_ARTICLE_:

The three eventually found their way to the same location where they confronted the Japanese troops, and Yang and Nadja realized they have been tricked by Akiyoko by circling around the forest. A tearful Akiyoko explained she was trying to get them to surrender to the Japanese troops so that they could get food and lodging at the now abandoned camp. The three ended up back at the Soviet truck which they had earlier left during the skirmish with the Japanese troops, where the radio began to announce Emperor Hirohito' unconditional surrender to the Allied troops. Akiyoko, shocked and humiliated by Japan's loss, grabbed Nadja's PPSh-41 and took aim at Yang and Nadja. Yang advanced towards Akiyoko, placing the muzzle of the gun against his chest. Akiyoko was unable to fire the gun, and convulsed into sobs. Nadja then discovered that Yang had removed the cartridges from the gun before Akiyoko picked it up.

The war having now ended, Yang urged Akiyoko to go back to Japan and live a good life. Akiyoko tells Yang that she wishes to return to Japan in search of Onishi. Unfortunately, unbeknownst to Akiyoko, Onishi was part of the final fleet of Kamikaze fighter pilots sent to their deaths on August 16, 1945, one day after the Japanese surrender. Onishi were instructed to crash his fighter plane into American warship. While in flight, Onishi attempts to escape from the cockpit, only to find it locked. Resigned to his doomed fate, Onishi crashes his plane into the sea, which subsequently explodes.

_WRITTEN TASK_:
Return the portion of the plot summary above that begins with the words "The war having" and ends after the words "which subsequently explodes.", copied word for word.

_RECORD EXTRACTS_:
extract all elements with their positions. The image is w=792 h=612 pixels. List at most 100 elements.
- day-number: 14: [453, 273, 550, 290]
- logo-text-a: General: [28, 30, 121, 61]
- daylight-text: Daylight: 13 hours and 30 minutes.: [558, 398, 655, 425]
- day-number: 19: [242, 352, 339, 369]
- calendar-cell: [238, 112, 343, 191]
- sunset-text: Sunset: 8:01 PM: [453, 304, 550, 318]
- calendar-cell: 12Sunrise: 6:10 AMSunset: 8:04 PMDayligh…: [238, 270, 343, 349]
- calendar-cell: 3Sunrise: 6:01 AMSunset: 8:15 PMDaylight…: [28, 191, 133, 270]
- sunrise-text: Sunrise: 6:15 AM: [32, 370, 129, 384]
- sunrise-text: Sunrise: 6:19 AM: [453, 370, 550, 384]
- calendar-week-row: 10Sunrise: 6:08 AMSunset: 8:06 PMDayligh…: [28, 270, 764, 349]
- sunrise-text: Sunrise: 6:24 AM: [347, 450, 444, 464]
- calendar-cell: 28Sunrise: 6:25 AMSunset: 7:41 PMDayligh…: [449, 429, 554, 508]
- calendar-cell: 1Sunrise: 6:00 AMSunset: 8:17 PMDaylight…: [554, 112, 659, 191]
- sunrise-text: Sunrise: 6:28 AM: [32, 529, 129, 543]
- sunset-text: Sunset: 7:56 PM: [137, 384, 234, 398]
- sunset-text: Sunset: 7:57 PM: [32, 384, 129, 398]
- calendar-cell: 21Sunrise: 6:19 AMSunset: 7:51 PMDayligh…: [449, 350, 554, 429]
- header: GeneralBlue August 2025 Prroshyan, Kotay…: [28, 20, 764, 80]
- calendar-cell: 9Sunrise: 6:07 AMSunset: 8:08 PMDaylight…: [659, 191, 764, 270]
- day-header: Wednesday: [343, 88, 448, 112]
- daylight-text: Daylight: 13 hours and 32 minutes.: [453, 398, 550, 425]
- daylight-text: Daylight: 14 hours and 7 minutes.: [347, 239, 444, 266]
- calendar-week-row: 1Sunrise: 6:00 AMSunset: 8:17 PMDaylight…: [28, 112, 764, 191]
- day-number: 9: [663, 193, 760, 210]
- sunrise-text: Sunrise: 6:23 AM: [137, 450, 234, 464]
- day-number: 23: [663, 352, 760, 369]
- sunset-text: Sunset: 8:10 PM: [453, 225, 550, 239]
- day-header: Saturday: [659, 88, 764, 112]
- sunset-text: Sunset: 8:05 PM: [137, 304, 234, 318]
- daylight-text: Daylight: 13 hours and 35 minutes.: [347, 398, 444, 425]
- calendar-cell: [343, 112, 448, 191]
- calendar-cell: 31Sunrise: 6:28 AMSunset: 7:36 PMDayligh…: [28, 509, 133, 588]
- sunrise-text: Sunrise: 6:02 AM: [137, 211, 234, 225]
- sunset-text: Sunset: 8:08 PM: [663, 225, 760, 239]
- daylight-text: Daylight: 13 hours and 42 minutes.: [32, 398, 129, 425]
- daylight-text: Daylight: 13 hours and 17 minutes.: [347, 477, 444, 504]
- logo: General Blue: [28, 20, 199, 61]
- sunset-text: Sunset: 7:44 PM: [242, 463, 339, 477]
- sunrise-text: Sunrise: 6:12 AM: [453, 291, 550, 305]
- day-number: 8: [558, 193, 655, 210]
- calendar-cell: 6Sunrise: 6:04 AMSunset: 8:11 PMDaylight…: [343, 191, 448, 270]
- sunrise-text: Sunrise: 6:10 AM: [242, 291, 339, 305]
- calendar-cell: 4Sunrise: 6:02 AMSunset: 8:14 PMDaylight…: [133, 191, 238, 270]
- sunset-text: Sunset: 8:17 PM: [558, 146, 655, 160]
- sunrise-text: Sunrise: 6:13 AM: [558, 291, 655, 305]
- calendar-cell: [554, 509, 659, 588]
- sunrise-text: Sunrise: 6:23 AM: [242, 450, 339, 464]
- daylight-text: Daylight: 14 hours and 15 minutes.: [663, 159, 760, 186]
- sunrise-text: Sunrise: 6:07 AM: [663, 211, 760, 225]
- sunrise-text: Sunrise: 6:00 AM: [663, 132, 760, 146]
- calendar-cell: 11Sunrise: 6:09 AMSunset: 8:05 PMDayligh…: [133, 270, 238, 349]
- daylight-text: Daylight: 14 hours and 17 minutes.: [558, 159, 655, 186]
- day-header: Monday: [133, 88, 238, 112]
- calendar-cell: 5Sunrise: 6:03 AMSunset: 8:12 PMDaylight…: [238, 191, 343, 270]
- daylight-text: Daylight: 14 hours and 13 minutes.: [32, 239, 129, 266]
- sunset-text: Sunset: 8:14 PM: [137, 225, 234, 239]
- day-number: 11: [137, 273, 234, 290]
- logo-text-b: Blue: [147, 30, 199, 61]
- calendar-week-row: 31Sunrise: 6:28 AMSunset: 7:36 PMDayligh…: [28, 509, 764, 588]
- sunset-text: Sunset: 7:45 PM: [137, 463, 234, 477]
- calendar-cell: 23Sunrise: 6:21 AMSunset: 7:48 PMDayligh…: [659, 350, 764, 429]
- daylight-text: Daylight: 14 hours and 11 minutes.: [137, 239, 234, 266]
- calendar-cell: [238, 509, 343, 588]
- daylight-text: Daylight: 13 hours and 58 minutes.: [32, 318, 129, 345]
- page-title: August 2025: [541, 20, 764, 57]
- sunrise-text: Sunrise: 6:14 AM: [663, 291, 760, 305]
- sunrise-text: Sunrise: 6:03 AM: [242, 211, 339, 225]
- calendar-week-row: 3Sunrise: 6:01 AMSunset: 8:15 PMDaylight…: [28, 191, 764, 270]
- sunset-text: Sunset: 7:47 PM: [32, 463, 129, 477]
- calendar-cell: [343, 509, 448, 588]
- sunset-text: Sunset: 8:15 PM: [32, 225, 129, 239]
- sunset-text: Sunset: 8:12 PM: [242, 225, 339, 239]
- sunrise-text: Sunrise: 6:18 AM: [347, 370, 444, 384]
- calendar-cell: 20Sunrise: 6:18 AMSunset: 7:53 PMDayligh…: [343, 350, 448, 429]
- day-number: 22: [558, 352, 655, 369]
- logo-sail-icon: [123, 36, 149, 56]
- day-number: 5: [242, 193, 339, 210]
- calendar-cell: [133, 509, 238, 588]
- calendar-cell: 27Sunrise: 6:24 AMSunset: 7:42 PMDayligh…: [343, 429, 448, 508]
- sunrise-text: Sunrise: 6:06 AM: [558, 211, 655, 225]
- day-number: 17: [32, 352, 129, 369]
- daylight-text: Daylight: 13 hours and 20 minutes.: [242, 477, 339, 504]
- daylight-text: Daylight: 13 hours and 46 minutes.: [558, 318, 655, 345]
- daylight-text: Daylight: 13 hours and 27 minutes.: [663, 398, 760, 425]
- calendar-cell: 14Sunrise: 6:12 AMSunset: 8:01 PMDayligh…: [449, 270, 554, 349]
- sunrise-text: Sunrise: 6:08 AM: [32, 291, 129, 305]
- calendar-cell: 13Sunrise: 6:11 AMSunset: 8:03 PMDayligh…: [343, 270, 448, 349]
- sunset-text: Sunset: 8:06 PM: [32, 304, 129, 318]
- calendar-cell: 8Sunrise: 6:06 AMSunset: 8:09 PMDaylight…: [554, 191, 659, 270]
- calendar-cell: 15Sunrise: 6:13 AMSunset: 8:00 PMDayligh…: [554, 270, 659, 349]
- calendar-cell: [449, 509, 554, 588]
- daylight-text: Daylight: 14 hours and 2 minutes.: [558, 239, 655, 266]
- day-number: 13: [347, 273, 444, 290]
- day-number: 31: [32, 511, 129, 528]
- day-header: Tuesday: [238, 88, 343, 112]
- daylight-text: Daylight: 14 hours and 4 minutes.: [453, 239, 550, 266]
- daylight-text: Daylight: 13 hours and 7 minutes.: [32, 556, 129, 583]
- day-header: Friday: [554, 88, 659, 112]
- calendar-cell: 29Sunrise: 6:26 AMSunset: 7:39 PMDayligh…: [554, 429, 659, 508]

_TASK OUTPUT_:
The war having now ended, Yang urged Akiyoko to go back to Japan and live a good life. Akiyoko tells Yang that she wishes to return to Japan in search of Onishi. Unfortunately, unbeknownst to Akiyoko, Onishi was part of the final fleet of Kamikaze fighter pilots sent to their deaths on August 16, 1945, one day after the Japanese surrender. Onishi were instructed to crash his fighter plane into American warship. While in flight, Onishi attempts to escape from the cockpit, only to find it locked. Resigned to his doomed fate, Onishi crashes his plane into the sea, which subsequently explodes.